#### WHAT THE TASK REQUIRES:
Show all lines from the data that include the word "amount".

#### Items from a figure collection:
⟨

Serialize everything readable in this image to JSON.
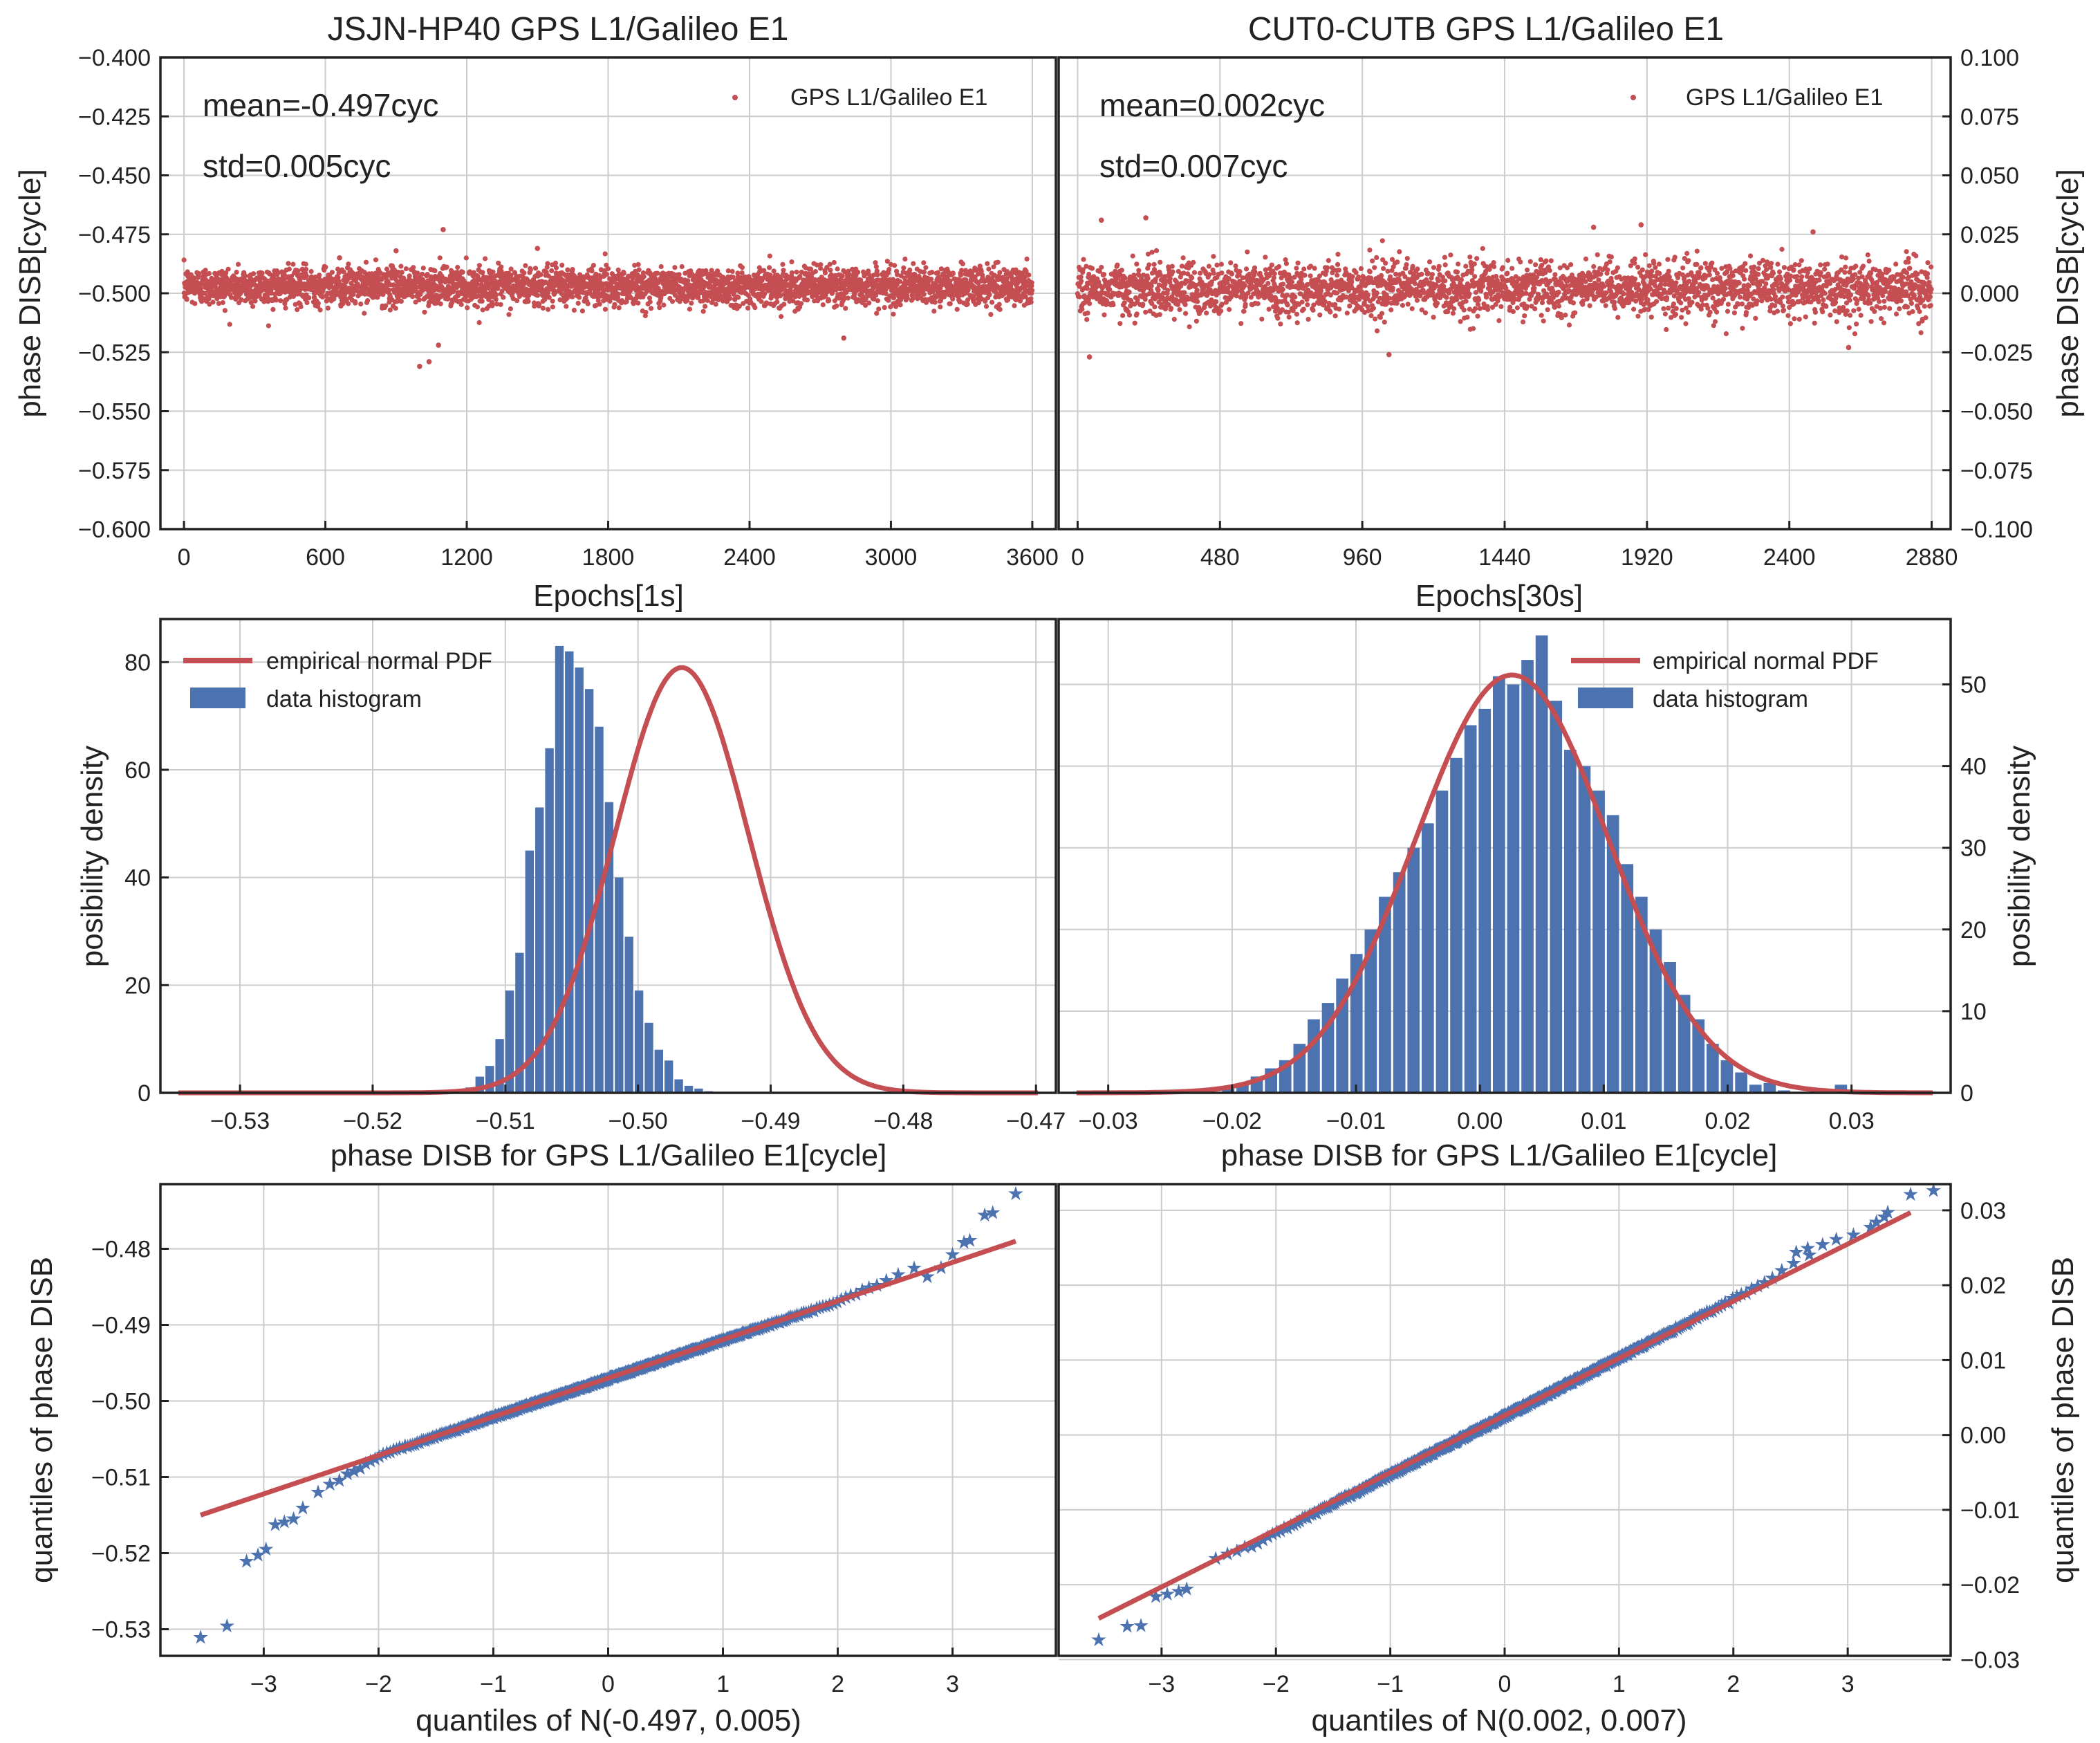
{
  "colors": {
    "scatter": "#c44e52",
    "bar": "#4c72b0",
    "pdf": "#c44e52",
    "qq": "#4c72b0",
    "grid": "#cccccc",
    "frame": "#222222"
  },
  "chart_data": [
    {
      "type": "scatter",
      "panel": "top-left",
      "title": "JSJN-HP40 GPS L1/Galileo E1",
      "xlabel": "Epochs[1s]",
      "ylabel": "phase DISB[cycle]",
      "xlim": [
        -100,
        3700
      ],
      "ylim": [
        -0.6,
        -0.4
      ],
      "xticks": [
        0,
        600,
        1200,
        1800,
        2400,
        3000,
        3600
      ],
      "yticks": [
        -0.6,
        -0.575,
        -0.55,
        -0.525,
        -0.5,
        -0.475,
        -0.45,
        -0.425,
        -0.4
      ],
      "ytick_labels": [
        "−0.600",
        "−0.575",
        "−0.550",
        "−0.525",
        "−0.500",
        "−0.475",
        "−0.450",
        "−0.425",
        "−0.400"
      ],
      "legend": "GPS L1/Galileo E1",
      "annotations": [
        "mean=-0.497cyc",
        "std=0.005cyc"
      ],
      "series": {
        "n": 3600,
        "x_start": 0,
        "x_step": 1,
        "mean": -0.497,
        "std": 0.005
      },
      "outliers": [
        {
          "x": 1000,
          "y": -0.531
        },
        {
          "x": 1040,
          "y": -0.529
        },
        {
          "x": 1080,
          "y": -0.522
        },
        {
          "x": 1100,
          "y": -0.473
        },
        {
          "x": 660,
          "y": -0.485
        },
        {
          "x": 900,
          "y": -0.482
        },
        {
          "x": 2800,
          "y": -0.519
        },
        {
          "x": 1500,
          "y": -0.481
        }
      ]
    },
    {
      "type": "scatter",
      "panel": "top-right",
      "title": "CUT0-CUTB GPS L1/Galileo E1",
      "xlabel": "Epochs[30s]",
      "ylabel": "phase DISB[cycle]",
      "xlim": [
        -64,
        2944
      ],
      "ylim": [
        -0.1,
        0.1
      ],
      "xticks": [
        0,
        480,
        960,
        1440,
        1920,
        2400,
        2880
      ],
      "yticks": [
        -0.1,
        -0.075,
        -0.05,
        -0.025,
        0.0,
        0.025,
        0.05,
        0.075,
        0.1
      ],
      "ytick_labels": [
        "−0.100",
        "−0.075",
        "−0.050",
        "−0.025",
        "0.000",
        "0.025",
        "0.050",
        "0.075",
        "0.100"
      ],
      "legend": "GPS L1/Galileo E1",
      "annotations": [
        "mean=0.002cyc",
        "std=0.007cyc"
      ],
      "series": {
        "n": 2880,
        "x_start": 0,
        "x_step": 1,
        "mean": 0.002,
        "std": 0.007
      },
      "outliers": [
        {
          "x": 230,
          "y": 0.032
        },
        {
          "x": 80,
          "y": 0.031
        },
        {
          "x": 1900,
          "y": 0.029
        },
        {
          "x": 1740,
          "y": 0.028
        },
        {
          "x": 2480,
          "y": 0.026
        },
        {
          "x": 40,
          "y": -0.027
        },
        {
          "x": 1050,
          "y": -0.026
        },
        {
          "x": 2600,
          "y": -0.023
        }
      ]
    },
    {
      "type": "bar",
      "panel": "middle-left",
      "xlabel": "phase DISB for GPS L1/Galileo E1[cycle]",
      "ylabel": "posibility density",
      "xlim": [
        -0.536,
        -0.4685
      ],
      "ylim": [
        0,
        88
      ],
      "xticks": [
        -0.53,
        -0.52,
        -0.51,
        -0.5,
        -0.49,
        -0.48,
        -0.47
      ],
      "xtick_labels": [
        "−0.53",
        "−0.52",
        "−0.51",
        "−0.50",
        "−0.49",
        "−0.48",
        "−0.47"
      ],
      "yticks": [
        0,
        20,
        40,
        60,
        80
      ],
      "ytick_labels": [
        "0",
        "20",
        "40",
        "60",
        "80"
      ],
      "bin_width": 0.00075,
      "bin_start": -0.5145,
      "values": [
        0.2,
        0.5,
        1.0,
        3.0,
        5.0,
        10.0,
        19.0,
        26.0,
        45.0,
        53.0,
        64.0,
        83.0,
        82.0,
        79.0,
        75.0,
        68.0,
        54.0,
        40.0,
        29.0,
        19.0,
        13.0,
        8.0,
        6.0,
        2.5,
        1.3,
        0.8,
        0.3
      ],
      "pdf": {
        "mean": -0.4967,
        "std": 0.00505,
        "label": "empirical normal PDF"
      },
      "legend": [
        "empirical normal PDF",
        "data histogram"
      ]
    },
    {
      "type": "bar",
      "panel": "middle-right",
      "xlabel": "phase DISB for GPS L1/Galileo E1[cycle]",
      "ylabel": "posibility density",
      "xlim": [
        -0.034,
        0.038
      ],
      "ylim": [
        0,
        58
      ],
      "xticks": [
        -0.03,
        -0.02,
        -0.01,
        0.0,
        0.01,
        0.02,
        0.03
      ],
      "xtick_labels": [
        "−0.03",
        "−0.02",
        "−0.01",
        "0.00",
        "0.01",
        "0.02",
        "0.03"
      ],
      "yticks": [
        0,
        10,
        20,
        30,
        40,
        50
      ],
      "ytick_labels": [
        "0",
        "10",
        "20",
        "30",
        "40",
        "50"
      ],
      "bin_width": 0.00115,
      "bin_start": -0.0208,
      "values": [
        0.5,
        1.0,
        2.0,
        3.0,
        4.0,
        6.0,
        9.0,
        11.0,
        14.0,
        17.0,
        20.0,
        24.0,
        27.0,
        30.0,
        33.0,
        37.0,
        41.0,
        45.0,
        47.0,
        51.0,
        50.0,
        53.0,
        56.0,
        48.0,
        42.0,
        40.0,
        37.0,
        34.0,
        28.0,
        24.0,
        20.0,
        16.0,
        12.0,
        9.0,
        6.0,
        4.0,
        2.5,
        1.0,
        1.2,
        0.3,
        0.0,
        0.0,
        0.4,
        1.0
      ],
      "pdf": {
        "mean": 0.0026,
        "std": 0.0078,
        "label": "empirical normal PDF"
      },
      "legend": [
        "empirical normal PDF",
        "data histogram"
      ]
    },
    {
      "type": "scatter",
      "panel": "bottom-left",
      "subtype": "qq",
      "xlabel": "quantiles of N(-0.497, 0.005)",
      "ylabel": "quantiles of phase DISB",
      "xlim": [
        -3.9,
        3.9
      ],
      "ylim": [
        -0.5335,
        -0.4715
      ],
      "xticks": [
        -3,
        -2,
        -1,
        0,
        1,
        2,
        3
      ],
      "xtick_labels": [
        "−3",
        "−2",
        "−1",
        "0",
        "1",
        "2",
        "3"
      ],
      "yticks": [
        -0.53,
        -0.52,
        -0.51,
        -0.5,
        -0.49,
        -0.48
      ],
      "ytick_labels": [
        "−0.53",
        "−0.52",
        "−0.51",
        "−0.50",
        "−0.49",
        "−0.48"
      ],
      "fit_line": {
        "x": [
          -3.55,
          3.55
        ],
        "y": [
          -0.515,
          -0.479
        ]
      },
      "qq": {
        "mean": -0.497,
        "slope": 0.00505
      },
      "tail_points": [
        {
          "x": -3.55,
          "y": -0.531
        },
        {
          "x": -3.32,
          "y": -0.5295
        },
        {
          "x": -3.15,
          "y": -0.521
        },
        {
          "x": -3.05,
          "y": -0.5202
        },
        {
          "x": -2.98,
          "y": -0.5194
        },
        {
          "x": -2.9,
          "y": -0.5162
        },
        {
          "x": -2.82,
          "y": -0.5158
        },
        {
          "x": -2.74,
          "y": -0.5154
        },
        {
          "x": -2.66,
          "y": -0.514
        },
        {
          "x": 2.78,
          "y": -0.4836
        },
        {
          "x": 2.9,
          "y": -0.4824
        },
        {
          "x": 3.0,
          "y": -0.4807
        },
        {
          "x": 3.1,
          "y": -0.4791
        },
        {
          "x": 3.15,
          "y": -0.4788
        },
        {
          "x": 3.28,
          "y": -0.4755
        },
        {
          "x": 3.35,
          "y": -0.4752
        },
        {
          "x": 3.55,
          "y": -0.4727
        }
      ],
      "qq_left_deviation": {
        "x_from": -2.65,
        "x_to": -1.95,
        "amount": 0.0025
      },
      "qq_right_deviation": {
        "x_from": 2.0,
        "x_to": 2.75,
        "amount": 0.0012
      }
    },
    {
      "type": "scatter",
      "panel": "bottom-right",
      "subtype": "qq",
      "xlabel": "quantiles of N(0.002, 0.007)",
      "ylabel": "quantiles of phase DISB",
      "xlim": [
        -3.9,
        3.9
      ],
      "ylim": [
        -0.0295,
        0.0335
      ],
      "xticks": [
        -3,
        -2,
        -1,
        0,
        1,
        2,
        3
      ],
      "xtick_labels": [
        "−3",
        "−2",
        "−1",
        "0",
        "1",
        "2",
        "3"
      ],
      "yticks": [
        -0.03,
        -0.02,
        -0.01,
        0.0,
        0.01,
        0.02,
        0.03
      ],
      "ytick_labels": [
        "−0.03",
        "−0.02",
        "−0.01",
        "0.00",
        "0.01",
        "0.02",
        "0.03"
      ],
      "fit_line": {
        "x": [
          -3.55,
          3.55
        ],
        "y": [
          -0.0245,
          0.0297
        ]
      },
      "qq": {
        "mean": 0.0026,
        "slope": 0.0078
      },
      "tail_points": [
        {
          "x": -3.55,
          "y": -0.0273
        },
        {
          "x": -3.3,
          "y": -0.0255
        },
        {
          "x": -3.18,
          "y": -0.0254
        },
        {
          "x": -3.05,
          "y": -0.0215
        },
        {
          "x": -2.95,
          "y": -0.0212
        },
        {
          "x": -2.85,
          "y": -0.0208
        },
        {
          "x": -2.78,
          "y": -0.0205
        },
        {
          "x": 2.55,
          "y": 0.0245
        },
        {
          "x": 2.65,
          "y": 0.025
        },
        {
          "x": 2.78,
          "y": 0.0255
        },
        {
          "x": 2.9,
          "y": 0.0262
        },
        {
          "x": 3.05,
          "y": 0.0268
        },
        {
          "x": 3.2,
          "y": 0.0278
        },
        {
          "x": 3.25,
          "y": 0.0285
        },
        {
          "x": 3.32,
          "y": 0.0292
        },
        {
          "x": 3.35,
          "y": 0.0298
        },
        {
          "x": 3.55,
          "y": 0.0322
        },
        {
          "x": 3.75,
          "y": 0.0327
        }
      ],
      "qq_left_deviation": {
        "x_from": -2.75,
        "x_to": -2.2,
        "amount": -0.0008
      },
      "qq_right_deviation": {
        "x_from": 2.2,
        "x_to": 2.55,
        "amount": 0.0008
      }
    }
  ]
}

⟩

#### RESULT OF THE TASK:
        "amount": 0.0025
        "amount": 0.0012
        "amount": -0.0008
        "amount": 0.0008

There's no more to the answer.